_Material provided_:
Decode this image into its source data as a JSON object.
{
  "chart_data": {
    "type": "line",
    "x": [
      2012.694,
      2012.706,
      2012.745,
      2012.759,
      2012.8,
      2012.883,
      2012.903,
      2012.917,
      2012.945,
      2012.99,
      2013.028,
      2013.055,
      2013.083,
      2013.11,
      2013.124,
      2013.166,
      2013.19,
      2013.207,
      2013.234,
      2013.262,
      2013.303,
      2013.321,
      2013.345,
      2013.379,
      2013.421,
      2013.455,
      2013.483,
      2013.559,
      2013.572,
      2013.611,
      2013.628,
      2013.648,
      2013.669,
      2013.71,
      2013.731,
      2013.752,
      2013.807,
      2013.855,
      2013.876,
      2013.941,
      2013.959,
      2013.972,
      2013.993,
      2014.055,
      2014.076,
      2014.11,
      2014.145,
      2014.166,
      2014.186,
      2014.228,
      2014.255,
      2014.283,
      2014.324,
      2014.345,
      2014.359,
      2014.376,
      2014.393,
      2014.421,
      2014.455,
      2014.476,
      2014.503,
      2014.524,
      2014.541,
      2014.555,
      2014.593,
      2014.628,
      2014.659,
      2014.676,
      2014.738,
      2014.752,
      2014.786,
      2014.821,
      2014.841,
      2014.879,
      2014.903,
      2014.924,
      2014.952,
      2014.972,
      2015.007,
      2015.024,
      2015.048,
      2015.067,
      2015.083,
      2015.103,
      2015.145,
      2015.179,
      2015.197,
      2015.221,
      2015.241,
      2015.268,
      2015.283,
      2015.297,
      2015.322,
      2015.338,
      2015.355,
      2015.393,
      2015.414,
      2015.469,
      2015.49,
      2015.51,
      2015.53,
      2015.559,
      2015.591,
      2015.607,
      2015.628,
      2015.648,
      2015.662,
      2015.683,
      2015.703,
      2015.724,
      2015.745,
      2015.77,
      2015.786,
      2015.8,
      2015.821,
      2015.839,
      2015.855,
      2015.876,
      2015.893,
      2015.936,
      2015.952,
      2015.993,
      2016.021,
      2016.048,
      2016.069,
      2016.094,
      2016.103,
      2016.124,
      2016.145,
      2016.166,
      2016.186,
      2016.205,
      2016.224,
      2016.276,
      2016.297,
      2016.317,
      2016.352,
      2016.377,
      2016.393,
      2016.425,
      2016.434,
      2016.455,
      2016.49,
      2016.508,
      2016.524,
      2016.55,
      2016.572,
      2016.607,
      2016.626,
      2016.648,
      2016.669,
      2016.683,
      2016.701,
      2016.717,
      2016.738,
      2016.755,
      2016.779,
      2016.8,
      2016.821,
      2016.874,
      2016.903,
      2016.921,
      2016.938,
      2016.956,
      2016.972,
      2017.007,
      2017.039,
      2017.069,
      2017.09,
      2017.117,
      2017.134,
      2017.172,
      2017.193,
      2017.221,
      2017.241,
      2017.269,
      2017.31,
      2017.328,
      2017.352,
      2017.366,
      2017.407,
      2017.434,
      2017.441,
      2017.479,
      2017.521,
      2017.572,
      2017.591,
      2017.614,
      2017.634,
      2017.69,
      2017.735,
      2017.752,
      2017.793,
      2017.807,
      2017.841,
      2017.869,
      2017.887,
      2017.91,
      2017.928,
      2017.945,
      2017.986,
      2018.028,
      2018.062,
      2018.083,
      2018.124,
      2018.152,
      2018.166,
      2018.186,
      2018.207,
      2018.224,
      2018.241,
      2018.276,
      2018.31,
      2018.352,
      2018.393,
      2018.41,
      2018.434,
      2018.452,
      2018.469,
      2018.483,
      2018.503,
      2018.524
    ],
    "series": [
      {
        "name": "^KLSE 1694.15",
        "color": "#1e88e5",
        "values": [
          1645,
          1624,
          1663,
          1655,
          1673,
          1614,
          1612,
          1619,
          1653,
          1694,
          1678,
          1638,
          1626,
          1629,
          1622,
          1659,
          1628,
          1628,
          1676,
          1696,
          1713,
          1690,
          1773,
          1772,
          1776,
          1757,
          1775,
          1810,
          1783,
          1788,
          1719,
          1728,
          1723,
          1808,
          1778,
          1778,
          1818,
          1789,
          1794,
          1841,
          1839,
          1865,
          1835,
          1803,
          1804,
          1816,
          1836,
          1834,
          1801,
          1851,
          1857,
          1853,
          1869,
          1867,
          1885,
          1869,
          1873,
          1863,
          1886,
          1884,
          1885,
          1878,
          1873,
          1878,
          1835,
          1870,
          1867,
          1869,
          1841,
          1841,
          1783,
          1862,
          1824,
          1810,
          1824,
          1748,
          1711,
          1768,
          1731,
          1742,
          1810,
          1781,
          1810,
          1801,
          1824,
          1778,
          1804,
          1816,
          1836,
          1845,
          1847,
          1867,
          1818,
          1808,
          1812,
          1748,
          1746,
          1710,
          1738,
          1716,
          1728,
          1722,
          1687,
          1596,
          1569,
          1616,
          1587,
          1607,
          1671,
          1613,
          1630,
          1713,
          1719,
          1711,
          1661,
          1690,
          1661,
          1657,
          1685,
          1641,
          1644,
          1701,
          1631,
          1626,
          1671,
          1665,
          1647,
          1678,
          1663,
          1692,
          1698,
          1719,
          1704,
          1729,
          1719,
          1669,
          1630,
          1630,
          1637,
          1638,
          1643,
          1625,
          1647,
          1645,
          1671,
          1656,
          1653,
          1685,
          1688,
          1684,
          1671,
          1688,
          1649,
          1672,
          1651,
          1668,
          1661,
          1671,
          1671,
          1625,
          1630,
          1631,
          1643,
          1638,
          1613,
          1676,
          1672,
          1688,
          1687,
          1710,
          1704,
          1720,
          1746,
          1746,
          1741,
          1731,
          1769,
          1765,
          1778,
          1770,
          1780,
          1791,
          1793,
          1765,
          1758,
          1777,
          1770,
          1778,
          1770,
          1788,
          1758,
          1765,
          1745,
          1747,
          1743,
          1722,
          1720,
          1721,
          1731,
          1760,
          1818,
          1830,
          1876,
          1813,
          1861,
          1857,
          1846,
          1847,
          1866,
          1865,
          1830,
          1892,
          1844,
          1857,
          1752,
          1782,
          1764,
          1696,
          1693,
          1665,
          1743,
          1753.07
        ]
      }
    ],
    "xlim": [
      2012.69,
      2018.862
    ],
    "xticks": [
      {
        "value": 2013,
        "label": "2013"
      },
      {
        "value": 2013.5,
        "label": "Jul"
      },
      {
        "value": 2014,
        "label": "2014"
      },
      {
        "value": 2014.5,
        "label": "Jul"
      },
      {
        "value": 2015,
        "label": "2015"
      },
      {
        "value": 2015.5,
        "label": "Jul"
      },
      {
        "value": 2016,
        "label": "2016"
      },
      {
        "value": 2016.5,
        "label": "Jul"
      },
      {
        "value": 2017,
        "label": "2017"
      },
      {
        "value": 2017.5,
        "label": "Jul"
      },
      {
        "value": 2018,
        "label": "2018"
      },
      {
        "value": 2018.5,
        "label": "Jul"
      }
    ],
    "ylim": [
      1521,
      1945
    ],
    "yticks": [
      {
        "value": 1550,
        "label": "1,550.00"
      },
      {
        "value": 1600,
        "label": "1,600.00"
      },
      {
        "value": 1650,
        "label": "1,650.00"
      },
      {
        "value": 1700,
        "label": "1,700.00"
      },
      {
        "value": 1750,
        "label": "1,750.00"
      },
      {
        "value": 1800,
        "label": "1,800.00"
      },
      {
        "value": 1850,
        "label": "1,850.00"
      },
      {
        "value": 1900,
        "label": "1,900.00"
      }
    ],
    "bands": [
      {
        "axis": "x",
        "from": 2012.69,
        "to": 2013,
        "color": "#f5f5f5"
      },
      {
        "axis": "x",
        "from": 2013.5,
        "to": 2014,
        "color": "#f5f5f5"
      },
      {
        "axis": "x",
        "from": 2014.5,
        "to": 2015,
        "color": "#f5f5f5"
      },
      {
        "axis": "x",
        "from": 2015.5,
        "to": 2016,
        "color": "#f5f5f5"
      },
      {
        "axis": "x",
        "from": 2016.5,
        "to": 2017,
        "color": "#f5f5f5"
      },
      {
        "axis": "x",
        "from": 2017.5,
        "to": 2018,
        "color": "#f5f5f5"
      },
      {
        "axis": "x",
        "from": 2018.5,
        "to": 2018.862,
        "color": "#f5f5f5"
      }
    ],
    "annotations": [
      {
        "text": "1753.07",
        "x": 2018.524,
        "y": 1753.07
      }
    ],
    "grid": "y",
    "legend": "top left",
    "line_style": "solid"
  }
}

_Exercise instructions_:
Scan the data above and copy every line with "from" in it.

_Result of this task_:
        "from": 2012.69,
        "from": 2013.5,
        "from": 2014.5,
        "from": 2015.5,
        "from": 2016.5,
        "from": 2017.5,
        "from": 2018.5,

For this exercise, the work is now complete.